Data lines =>
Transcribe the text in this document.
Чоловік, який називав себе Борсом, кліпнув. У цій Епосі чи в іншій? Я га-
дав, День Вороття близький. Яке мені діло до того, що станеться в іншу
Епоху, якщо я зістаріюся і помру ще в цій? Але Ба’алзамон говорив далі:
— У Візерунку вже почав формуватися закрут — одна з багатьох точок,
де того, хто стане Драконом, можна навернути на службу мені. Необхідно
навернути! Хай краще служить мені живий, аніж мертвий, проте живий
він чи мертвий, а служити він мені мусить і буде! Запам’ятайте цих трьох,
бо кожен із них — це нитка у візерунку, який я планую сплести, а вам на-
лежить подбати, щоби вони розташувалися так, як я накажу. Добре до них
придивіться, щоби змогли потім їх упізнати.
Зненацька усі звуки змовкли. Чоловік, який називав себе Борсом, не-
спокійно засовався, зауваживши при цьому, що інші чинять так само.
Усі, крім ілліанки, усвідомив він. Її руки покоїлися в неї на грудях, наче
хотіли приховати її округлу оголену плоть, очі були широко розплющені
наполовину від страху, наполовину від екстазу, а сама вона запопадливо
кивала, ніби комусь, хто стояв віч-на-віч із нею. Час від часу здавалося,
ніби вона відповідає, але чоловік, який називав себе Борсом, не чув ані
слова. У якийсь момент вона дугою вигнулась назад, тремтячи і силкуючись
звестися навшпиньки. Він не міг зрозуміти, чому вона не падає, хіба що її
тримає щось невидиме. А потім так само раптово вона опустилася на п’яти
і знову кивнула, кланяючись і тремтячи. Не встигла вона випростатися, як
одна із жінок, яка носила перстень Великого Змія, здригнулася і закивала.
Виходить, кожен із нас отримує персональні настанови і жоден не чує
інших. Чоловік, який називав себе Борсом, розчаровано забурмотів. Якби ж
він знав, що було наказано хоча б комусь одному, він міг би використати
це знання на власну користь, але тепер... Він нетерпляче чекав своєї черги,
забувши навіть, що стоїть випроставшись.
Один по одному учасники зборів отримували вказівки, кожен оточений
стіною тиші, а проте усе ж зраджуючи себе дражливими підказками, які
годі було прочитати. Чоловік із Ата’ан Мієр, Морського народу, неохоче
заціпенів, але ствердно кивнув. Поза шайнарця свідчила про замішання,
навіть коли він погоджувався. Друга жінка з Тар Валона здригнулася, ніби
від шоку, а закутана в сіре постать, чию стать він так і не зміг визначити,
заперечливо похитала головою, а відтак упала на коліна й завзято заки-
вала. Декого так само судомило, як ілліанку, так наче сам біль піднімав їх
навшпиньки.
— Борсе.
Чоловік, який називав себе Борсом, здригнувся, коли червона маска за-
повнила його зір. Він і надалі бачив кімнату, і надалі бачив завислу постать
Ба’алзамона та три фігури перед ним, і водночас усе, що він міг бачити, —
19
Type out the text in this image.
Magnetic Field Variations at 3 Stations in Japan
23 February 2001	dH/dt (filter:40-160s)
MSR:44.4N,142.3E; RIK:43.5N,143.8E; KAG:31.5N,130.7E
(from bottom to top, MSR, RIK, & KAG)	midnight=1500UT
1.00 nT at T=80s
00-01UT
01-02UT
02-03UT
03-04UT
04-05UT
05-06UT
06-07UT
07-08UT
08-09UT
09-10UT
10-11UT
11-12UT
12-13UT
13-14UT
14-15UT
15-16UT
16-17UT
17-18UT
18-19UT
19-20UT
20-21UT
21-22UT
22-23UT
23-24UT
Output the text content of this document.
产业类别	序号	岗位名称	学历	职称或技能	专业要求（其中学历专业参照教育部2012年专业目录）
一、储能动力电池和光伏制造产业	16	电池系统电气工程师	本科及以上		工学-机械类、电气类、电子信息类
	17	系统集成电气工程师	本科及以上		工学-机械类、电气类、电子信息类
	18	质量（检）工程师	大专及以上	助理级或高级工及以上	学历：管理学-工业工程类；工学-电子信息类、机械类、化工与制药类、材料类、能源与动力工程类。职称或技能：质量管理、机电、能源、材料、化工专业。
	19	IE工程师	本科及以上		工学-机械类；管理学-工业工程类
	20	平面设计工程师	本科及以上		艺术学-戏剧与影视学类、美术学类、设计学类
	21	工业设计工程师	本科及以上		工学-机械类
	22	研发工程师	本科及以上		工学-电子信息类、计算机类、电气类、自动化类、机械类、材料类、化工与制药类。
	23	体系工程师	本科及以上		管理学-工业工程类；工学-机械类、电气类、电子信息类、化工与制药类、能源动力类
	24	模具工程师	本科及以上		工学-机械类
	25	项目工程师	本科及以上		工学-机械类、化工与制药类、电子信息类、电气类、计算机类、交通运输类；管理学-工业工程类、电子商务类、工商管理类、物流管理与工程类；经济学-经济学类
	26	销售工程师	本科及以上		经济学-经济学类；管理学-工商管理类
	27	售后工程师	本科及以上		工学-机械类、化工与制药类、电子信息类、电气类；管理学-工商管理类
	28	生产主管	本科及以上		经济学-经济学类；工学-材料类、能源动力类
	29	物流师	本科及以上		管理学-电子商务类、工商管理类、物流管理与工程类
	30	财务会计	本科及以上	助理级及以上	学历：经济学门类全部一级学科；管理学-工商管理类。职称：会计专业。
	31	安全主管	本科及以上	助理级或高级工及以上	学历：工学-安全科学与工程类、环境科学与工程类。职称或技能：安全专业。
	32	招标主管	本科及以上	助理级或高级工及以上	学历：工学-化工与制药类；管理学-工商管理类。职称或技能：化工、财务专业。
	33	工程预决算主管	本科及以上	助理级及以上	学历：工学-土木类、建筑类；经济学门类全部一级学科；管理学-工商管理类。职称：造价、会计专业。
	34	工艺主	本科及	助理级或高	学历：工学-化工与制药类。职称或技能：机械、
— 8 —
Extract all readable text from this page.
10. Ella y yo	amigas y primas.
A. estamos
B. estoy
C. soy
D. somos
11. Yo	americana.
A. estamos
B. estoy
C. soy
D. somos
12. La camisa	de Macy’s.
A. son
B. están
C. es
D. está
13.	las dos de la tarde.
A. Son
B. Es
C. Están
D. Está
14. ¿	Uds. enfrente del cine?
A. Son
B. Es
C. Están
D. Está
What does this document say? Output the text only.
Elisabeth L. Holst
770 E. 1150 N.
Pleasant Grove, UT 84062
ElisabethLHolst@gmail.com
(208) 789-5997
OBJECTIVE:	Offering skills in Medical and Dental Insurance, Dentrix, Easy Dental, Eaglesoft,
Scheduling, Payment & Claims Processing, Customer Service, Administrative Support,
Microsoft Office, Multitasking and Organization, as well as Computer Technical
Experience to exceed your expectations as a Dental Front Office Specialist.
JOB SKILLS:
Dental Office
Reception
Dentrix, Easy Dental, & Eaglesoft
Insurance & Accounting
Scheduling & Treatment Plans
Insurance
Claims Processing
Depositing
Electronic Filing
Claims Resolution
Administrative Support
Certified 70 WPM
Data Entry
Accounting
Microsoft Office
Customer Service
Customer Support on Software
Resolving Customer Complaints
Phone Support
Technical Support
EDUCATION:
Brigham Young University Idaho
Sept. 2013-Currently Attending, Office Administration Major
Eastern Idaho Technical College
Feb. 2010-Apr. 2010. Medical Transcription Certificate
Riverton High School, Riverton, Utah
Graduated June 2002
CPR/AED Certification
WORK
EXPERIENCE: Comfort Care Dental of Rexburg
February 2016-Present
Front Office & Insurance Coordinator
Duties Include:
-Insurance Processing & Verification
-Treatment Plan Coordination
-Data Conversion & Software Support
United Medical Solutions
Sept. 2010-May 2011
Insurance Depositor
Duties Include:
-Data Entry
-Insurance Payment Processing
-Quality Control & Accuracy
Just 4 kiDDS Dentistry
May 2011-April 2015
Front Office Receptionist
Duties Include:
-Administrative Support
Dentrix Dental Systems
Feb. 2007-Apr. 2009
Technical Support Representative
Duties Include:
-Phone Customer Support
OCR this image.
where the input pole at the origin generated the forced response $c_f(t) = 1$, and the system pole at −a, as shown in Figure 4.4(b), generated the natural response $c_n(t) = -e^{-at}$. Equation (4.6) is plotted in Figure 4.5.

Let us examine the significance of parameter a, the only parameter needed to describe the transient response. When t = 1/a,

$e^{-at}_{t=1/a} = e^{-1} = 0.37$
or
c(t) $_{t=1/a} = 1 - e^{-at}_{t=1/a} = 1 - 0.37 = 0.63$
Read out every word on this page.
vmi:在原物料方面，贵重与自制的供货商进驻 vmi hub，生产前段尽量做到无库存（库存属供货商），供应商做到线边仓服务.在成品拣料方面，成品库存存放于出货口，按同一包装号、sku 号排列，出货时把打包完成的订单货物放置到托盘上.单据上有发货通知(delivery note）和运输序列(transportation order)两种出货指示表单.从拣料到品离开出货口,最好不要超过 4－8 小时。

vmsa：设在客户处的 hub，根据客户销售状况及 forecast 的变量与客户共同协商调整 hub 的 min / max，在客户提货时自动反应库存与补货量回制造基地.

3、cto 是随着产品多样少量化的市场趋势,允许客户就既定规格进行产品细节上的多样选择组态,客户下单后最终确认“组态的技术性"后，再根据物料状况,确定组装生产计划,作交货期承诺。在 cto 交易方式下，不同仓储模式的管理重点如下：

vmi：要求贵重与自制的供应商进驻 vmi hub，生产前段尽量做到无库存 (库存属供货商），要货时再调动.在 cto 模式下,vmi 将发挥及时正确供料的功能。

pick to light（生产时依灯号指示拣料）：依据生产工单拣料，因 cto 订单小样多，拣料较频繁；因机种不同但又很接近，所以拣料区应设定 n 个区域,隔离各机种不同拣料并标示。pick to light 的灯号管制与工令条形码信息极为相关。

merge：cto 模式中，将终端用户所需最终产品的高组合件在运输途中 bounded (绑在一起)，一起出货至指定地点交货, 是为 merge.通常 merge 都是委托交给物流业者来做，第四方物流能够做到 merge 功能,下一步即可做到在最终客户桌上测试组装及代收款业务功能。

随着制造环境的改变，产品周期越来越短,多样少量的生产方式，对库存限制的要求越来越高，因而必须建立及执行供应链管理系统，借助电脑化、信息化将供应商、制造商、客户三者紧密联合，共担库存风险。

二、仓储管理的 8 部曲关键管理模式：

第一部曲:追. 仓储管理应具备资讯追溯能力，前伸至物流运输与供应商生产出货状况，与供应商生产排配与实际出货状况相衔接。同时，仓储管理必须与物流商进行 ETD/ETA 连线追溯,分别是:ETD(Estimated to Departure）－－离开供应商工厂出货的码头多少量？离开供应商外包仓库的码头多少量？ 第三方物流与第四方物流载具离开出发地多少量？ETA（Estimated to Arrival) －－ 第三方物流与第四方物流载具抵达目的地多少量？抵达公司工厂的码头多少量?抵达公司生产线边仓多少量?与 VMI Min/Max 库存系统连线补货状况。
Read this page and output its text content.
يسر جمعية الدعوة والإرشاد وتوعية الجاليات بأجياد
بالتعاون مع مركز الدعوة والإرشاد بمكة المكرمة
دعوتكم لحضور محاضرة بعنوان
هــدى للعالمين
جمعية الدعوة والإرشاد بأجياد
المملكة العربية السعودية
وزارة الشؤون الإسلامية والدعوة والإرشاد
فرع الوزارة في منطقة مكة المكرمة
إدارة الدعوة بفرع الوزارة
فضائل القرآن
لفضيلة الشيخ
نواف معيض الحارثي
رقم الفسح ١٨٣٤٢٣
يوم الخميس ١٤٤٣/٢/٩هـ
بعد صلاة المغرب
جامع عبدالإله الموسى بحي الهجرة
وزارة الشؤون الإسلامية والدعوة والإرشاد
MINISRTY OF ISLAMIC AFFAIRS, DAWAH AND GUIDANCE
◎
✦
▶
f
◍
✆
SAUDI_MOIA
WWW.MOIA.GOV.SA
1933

Exercise objective =>
Gather up every line from the listing above in which the word "助理级及以上" occurs.

The result =>
	30	财务会计	本科及以上	助理级及以上	学历：经济学门类全部一级学科；管理学-工商管理类。职称：会计专业。
	33	工程预决算主管	本科及以上	助理级及以上	学历：工学-土木类、建筑类；经济学门类全部一级学科；管理学-工商管理类。职称：造价、会计专业。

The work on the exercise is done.